• Instructions for the task:
Repeat every record exactly, but keep images out of the copy.

• Listed entries:
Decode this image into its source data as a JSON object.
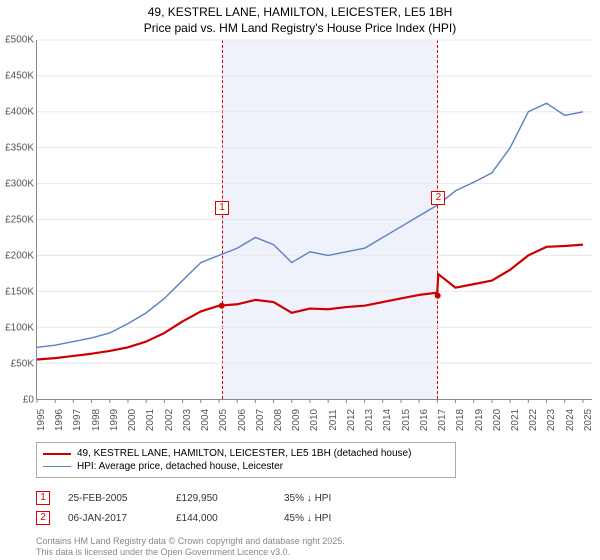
{
  "title_line1": "49, KESTREL LANE, HAMILTON, LEICESTER, LE5 1BH",
  "title_line2": "Price paid vs. HM Land Registry's House Price Index (HPI)",
  "chart": {
    "type": "line",
    "background_color": "#ffffff",
    "grid_color": "#e8e8e8",
    "axis_color": "#888888",
    "xlim": [
      1995,
      2025.5
    ],
    "ylim": [
      0,
      500000
    ],
    "y_ticks": [
      0,
      50000,
      100000,
      150000,
      200000,
      250000,
      300000,
      350000,
      400000,
      450000,
      500000
    ],
    "y_tick_labels": [
      "£0",
      "£50K",
      "£100K",
      "£150K",
      "£200K",
      "£250K",
      "£300K",
      "£350K",
      "£400K",
      "£450K",
      "£500K"
    ],
    "x_ticks": [
      1995,
      1996,
      1997,
      1998,
      1999,
      2000,
      2001,
      2002,
      2003,
      2004,
      2005,
      2006,
      2007,
      2008,
      2009,
      2010,
      2011,
      2012,
      2013,
      2014,
      2015,
      2016,
      2017,
      2018,
      2019,
      2020,
      2021,
      2022,
      2023,
      2024,
      2025
    ],
    "label_fontsize": 10,
    "series": [
      {
        "name": "property",
        "label": "49, KESTREL LANE, HAMILTON, LEICESTER, LE5 1BH (detached house)",
        "color": "#cc0000",
        "line_width": 2.2,
        "x": [
          1995,
          1996,
          1997,
          1998,
          1999,
          2000,
          2001,
          2002,
          2003,
          2004,
          2005,
          2006,
          2007,
          2008,
          2009,
          2010,
          2011,
          2012,
          2013,
          2014,
          2015,
          2016,
          2017,
          2017.05,
          2018,
          2019,
          2020,
          2021,
          2022,
          2023,
          2024,
          2025
        ],
        "y": [
          55000,
          57000,
          60000,
          63000,
          67000,
          72000,
          80000,
          92000,
          108000,
          122000,
          130000,
          132000,
          138000,
          135000,
          120000,
          126000,
          125000,
          128000,
          130000,
          135000,
          140000,
          145000,
          148000,
          174000,
          155000,
          160000,
          165000,
          180000,
          200000,
          212000,
          213000,
          215000
        ]
      },
      {
        "name": "hpi",
        "label": "HPI: Average price, detached house, Leicester",
        "color": "#5a7fc4",
        "line_width": 1.4,
        "x": [
          1995,
          1996,
          1997,
          1998,
          1999,
          2000,
          2001,
          2002,
          2003,
          2004,
          2005,
          2006,
          2007,
          2008,
          2009,
          2010,
          2011,
          2012,
          2013,
          2014,
          2015,
          2016,
          2017,
          2018,
          2019,
          2020,
          2021,
          2022,
          2023,
          2024,
          2025
        ],
        "y": [
          72000,
          75000,
          80000,
          85000,
          92000,
          105000,
          120000,
          140000,
          165000,
          190000,
          200000,
          210000,
          225000,
          215000,
          190000,
          205000,
          200000,
          205000,
          210000,
          225000,
          240000,
          255000,
          270000,
          290000,
          302000,
          315000,
          350000,
          400000,
          412000,
          395000,
          400000
        ]
      }
    ],
    "shaded_region": {
      "x_start": 2005.15,
      "x_end": 2017.02,
      "fill": "rgba(200,210,240,0.28)",
      "border_color": "#d00000"
    },
    "sale_markers": [
      {
        "index": "1",
        "x": 2005.15,
        "y": 129950,
        "label_y_offset": -105
      },
      {
        "index": "2",
        "x": 2017.02,
        "y": 144000,
        "label_y_offset": -105
      }
    ],
    "marker_point": {
      "color": "#cc0000",
      "radius": 3
    }
  },
  "legend": {
    "border_color": "#aaaaaa",
    "items": [
      {
        "color": "#cc0000",
        "width": 2.2,
        "text": "49, KESTREL LANE, HAMILTON, LEICESTER, LE5 1BH (detached house)"
      },
      {
        "color": "#5a7fc4",
        "width": 1.4,
        "text": "HPI: Average price, detached house, Leicester"
      }
    ]
  },
  "sales": [
    {
      "index": "1",
      "date": "25-FEB-2005",
      "price": "£129,950",
      "delta": "35% ↓ HPI"
    },
    {
      "index": "2",
      "date": "06-JAN-2017",
      "price": "£144,000",
      "delta": "45% ↓ HPI"
    }
  ],
  "footer_line1": "Contains HM Land Registry data © Crown copyright and database right 2025.",
  "footer_line2": "This data is licensed under the Open Government Licence v3.0."
}
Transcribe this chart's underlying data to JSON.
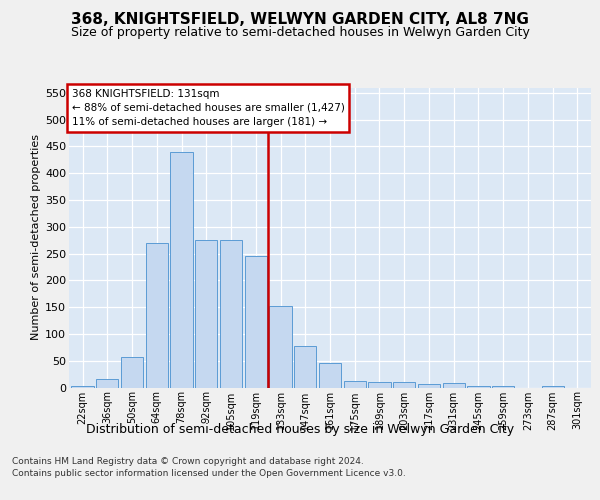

• Output of the exercise:
Decode this image into its source data as a JSON object.
{
  "title_line1": "49, KESTREL LANE, HAMILTON, LEICESTER, LE5 1BH",
  "title_line2": "Price paid vs. HM Land Registry's House Price Index (HPI)",
  "chart": {
    "type": "line",
    "background_color": "#ffffff",
    "grid_color": "#e8e8e8",
    "axis_color": "#888888",
    "xlim": [
      1995,
      2025.5
    ],
    "ylim": [
      0,
      500000
    ],
    "y_ticks": [
      0,
      50000,
      100000,
      150000,
      200000,
      250000,
      300000,
      350000,
      400000,
      450000,
      500000
    ],
    "y_tick_labels": [
      "£0",
      "£50K",
      "£100K",
      "£150K",
      "£200K",
      "£250K",
      "£300K",
      "£350K",
      "£400K",
      "£450K",
      "£500K"
    ],
    "x_ticks": [
      1995,
      1996,
      1997,
      1998,
      1999,
      2000,
      2001,
      2002,
      2003,
      2004,
      2005,
      2006,
      2007,
      2008,
      2009,
      2010,
      2011,
      2012,
      2013,
      2014,
      2015,
      2016,
      2017,
      2018,
      2019,
      2020,
      2021,
      2022,
      2023,
      2024,
      2025
    ],
    "label_fontsize": 10,
    "series": [
      {
        "name": "property",
        "label": "49, KESTREL LANE, HAMILTON, LEICESTER, LE5 1BH (detached house)",
        "color": "#cc0000",
        "line_width": 2.2,
        "x": [
          1995,
          1996,
          1997,
          1998,
          1999,
          2000,
          2001,
          2002,
          2003,
          2004,
          2005,
          2006,
          2007,
          2008,
          2009,
          2010,
          2011,
          2012,
          2013,
          2014,
          2015,
          2016,
          2017,
          2017.05,
          2018,
          2019,
          2020,
          2021,
          2022,
          2023,
          2024,
          2025
        ],
        "y": [
          55000,
          57000,
          60000,
          63000,
          67000,
          72000,
          80000,
          92000,
          108000,
          122000,
          130000,
          132000,
          138000,
          135000,
          120000,
          126000,
          125000,
          128000,
          130000,
          135000,
          140000,
          145000,
          148000,
          174000,
          155000,
          160000,
          165000,
          180000,
          200000,
          212000,
          213000,
          215000
        ]
      },
      {
        "name": "hpi",
        "label": "HPI: Average price, detached house, Leicester",
        "color": "#5a7fc4",
        "line_width": 1.4,
        "x": [
          1995,
          1996,
          1997,
          1998,
          1999,
          2000,
          2001,
          2002,
          2003,
          2004,
          2005,
          2006,
          2007,
          2008,
          2009,
          2010,
          2011,
          2012,
          2013,
          2014,
          2015,
          2016,
          2017,
          2018,
          2019,
          2020,
          2021,
          2022,
          2023,
          2024,
          2025
        ],
        "y": [
          72000,
          75000,
          80000,
          85000,
          92000,
          105000,
          120000,
          140000,
          165000,
          190000,
          200000,
          210000,
          225000,
          215000,
          190000,
          205000,
          200000,
          205000,
          210000,
          225000,
          240000,
          255000,
          270000,
          290000,
          302000,
          315000,
          350000,
          400000,
          412000,
          395000,
          400000
        ]
      }
    ],
    "shaded_region": {
      "x_start": 2005.15,
      "x_end": 2017.02,
      "fill": "rgba(200,210,240,0.28)",
      "border_color": "#d00000"
    },
    "sale_markers": [
      {
        "index": "1",
        "x": 2005.15,
        "y": 129950,
        "label_y_offset": -105
      },
      {
        "index": "2",
        "x": 2017.02,
        "y": 144000,
        "label_y_offset": -105
      }
    ],
    "marker_point": {
      "color": "#cc0000",
      "radius": 3
    }
  },
  "legend": {
    "border_color": "#aaaaaa",
    "items": [
      {
        "color": "#cc0000",
        "width": 2.2,
        "text": "49, KESTREL LANE, HAMILTON, LEICESTER, LE5 1BH (detached house)"
      },
      {
        "color": "#5a7fc4",
        "width": 1.4,
        "text": "HPI: Average price, detached house, Leicester"
      }
    ]
  },
  "sales": [
    {
      "index": "1",
      "date": "25-FEB-2005",
      "price": "£129,950",
      "delta": "35% ↓ HPI"
    },
    {
      "index": "2",
      "date": "06-JAN-2017",
      "price": "£144,000",
      "delta": "45% ↓ HPI"
    }
  ],
  "footer_line1": "Contains HM Land Registry data © Crown copyright and database right 2025.",
  "footer_line2": "This data is licensed under the Open Government Licence v3.0."
}
Transcribe this chart's underlying data to JSON.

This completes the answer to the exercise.